38On November 19, 1992, Mr. Frappier issued a memo to Library employees informing them of the impact of the City's financial constraints on the Library's own budget. It reads as follows:
I would like to bring you up-to-date on recent Board decisions relating to our operating estimates. For the year 1993, the Library faces a 4% reduction and after several hours of discussions, we are now in a position to present estimates that will not require closing branches or services. The Board has made a commitment to guarantee job security. Therefore, no permanent employee will be laid off. Also, salary increments will be awarded in 1993 as usual. However, in order to have job security, it was necessary to give up cost of living increases in 1993. For fiscal year 1994, the City has promised a 3% increase if the cost of living remains below 4%. If higher than 4%, this offer will be renegotiated.

> [Your tasks]:
a: According to the memo passage, what budget reduction does the Library face for the year 1993?
b: Return the part of the memo passage starting with "38On November 19, 1992, Mr." and going on through "will be renegotiated.", copied word for word.

> [Excerpted records]:
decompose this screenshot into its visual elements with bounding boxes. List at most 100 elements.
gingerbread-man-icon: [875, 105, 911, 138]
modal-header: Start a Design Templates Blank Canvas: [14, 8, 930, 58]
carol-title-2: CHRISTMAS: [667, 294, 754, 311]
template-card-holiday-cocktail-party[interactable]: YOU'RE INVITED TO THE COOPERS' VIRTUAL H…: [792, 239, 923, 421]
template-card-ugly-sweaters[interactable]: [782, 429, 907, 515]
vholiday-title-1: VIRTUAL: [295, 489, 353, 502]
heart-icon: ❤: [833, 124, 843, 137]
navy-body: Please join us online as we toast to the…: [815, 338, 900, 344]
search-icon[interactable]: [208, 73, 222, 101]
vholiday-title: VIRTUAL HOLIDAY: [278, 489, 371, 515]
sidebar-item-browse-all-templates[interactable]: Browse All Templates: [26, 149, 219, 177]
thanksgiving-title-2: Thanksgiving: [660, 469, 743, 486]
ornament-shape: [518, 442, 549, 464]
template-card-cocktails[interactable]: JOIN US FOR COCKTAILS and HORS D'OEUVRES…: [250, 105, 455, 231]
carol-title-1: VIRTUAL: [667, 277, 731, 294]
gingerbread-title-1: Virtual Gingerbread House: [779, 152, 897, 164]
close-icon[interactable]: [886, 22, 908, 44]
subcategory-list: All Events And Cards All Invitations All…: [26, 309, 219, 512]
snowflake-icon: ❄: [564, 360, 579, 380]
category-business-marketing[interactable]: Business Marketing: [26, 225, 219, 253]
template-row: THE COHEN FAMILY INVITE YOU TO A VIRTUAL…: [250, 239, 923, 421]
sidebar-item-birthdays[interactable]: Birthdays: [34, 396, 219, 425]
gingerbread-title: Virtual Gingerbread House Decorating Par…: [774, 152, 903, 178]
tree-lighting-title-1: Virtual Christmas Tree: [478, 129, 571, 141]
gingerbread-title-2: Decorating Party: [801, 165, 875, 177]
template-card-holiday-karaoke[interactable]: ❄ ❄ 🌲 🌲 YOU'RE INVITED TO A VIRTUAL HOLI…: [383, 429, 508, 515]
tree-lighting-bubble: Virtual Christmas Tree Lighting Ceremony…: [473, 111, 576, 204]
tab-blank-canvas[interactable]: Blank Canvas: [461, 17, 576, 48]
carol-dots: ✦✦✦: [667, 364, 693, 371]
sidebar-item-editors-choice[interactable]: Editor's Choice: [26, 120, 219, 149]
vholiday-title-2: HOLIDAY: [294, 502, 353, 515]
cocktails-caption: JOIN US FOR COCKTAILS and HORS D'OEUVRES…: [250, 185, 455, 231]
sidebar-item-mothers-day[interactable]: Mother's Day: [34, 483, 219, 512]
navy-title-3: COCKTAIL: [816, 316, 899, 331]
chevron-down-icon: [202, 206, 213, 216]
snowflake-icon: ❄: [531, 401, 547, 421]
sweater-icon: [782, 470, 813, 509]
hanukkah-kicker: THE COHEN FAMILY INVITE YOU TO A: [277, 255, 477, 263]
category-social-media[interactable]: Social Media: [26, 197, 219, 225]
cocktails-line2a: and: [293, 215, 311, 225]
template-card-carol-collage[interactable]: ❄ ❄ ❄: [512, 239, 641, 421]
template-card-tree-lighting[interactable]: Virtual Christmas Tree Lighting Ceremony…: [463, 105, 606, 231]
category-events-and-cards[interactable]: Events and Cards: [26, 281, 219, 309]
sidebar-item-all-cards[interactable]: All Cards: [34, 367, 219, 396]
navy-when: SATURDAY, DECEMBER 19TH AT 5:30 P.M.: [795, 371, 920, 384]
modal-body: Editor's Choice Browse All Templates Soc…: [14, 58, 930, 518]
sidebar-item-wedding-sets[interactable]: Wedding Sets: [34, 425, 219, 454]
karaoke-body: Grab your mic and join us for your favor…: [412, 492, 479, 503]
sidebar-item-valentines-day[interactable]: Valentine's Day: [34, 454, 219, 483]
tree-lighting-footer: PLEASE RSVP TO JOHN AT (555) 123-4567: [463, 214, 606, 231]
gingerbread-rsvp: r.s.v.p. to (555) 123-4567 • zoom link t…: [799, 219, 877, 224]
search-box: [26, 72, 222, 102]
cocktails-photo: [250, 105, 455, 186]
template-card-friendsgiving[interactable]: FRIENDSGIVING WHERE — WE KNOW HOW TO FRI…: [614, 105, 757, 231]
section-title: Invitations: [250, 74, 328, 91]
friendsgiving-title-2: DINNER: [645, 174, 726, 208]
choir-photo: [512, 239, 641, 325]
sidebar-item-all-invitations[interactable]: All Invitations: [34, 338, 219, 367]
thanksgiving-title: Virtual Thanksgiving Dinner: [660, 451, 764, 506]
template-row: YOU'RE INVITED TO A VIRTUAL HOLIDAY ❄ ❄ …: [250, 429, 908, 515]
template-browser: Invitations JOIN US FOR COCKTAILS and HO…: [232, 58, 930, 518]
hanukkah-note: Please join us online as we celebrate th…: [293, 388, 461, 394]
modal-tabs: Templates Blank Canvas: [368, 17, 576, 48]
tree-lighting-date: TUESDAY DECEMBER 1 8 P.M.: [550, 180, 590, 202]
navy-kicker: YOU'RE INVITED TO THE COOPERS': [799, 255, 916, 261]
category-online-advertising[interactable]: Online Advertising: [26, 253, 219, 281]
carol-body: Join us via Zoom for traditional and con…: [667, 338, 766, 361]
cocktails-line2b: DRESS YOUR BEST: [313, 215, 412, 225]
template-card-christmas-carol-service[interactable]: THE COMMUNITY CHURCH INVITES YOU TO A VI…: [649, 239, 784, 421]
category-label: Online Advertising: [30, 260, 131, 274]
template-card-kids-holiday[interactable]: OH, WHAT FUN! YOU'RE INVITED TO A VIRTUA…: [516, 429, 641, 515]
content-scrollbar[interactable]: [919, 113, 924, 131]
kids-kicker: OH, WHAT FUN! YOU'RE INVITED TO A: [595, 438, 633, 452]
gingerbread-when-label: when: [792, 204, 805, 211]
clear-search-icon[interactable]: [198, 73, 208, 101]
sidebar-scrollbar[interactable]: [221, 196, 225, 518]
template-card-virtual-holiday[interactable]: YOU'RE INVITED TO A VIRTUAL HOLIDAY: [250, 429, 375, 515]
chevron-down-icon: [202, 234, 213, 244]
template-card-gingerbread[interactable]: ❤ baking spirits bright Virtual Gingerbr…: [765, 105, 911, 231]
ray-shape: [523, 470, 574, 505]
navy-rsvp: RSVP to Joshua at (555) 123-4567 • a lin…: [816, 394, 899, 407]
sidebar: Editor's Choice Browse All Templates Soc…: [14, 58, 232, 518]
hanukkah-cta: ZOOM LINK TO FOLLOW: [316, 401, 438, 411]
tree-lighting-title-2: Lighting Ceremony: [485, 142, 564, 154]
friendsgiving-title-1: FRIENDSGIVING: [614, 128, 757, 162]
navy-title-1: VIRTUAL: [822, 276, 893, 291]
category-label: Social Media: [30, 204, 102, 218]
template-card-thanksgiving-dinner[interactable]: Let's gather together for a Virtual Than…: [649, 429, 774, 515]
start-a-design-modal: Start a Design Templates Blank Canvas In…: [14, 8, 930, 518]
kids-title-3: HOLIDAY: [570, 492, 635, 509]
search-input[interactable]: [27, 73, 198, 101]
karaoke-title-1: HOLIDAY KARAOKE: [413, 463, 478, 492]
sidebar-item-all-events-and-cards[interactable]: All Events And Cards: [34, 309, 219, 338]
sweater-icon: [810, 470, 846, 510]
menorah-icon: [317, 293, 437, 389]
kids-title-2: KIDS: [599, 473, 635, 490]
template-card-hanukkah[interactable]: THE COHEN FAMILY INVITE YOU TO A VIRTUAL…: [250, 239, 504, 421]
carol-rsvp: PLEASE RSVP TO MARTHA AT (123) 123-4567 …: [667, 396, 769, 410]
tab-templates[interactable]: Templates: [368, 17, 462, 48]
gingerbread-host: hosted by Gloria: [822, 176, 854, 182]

> [Per-task answers]:
a: A 4% reduction.

b:
38On November 19, 1992, Mr. Frappier issued a memo to Library employees informing them of the impact of the City's financial constraints on the Library's own budget. It reads as follows:
I would like to bring you up-to-date on recent Board decisions relating to our operating estimates. For the year 1993, the Library faces a 4% reduction and after several hours of discussions, we are now in a position to present estimates that will not require closing branches or services. The Board has made a commitment to guarantee job security. Therefore, no permanent employee will be laid off. Also, salary increments will be awarded in 1993 as usual. However, in order to have job security, it was necessary to give up cost of living increases in 1993. For fiscal year 1994, the City has promised a 3% increase if the cost of living remains below 4%. If higher than 4%, this offer will be renegotiated.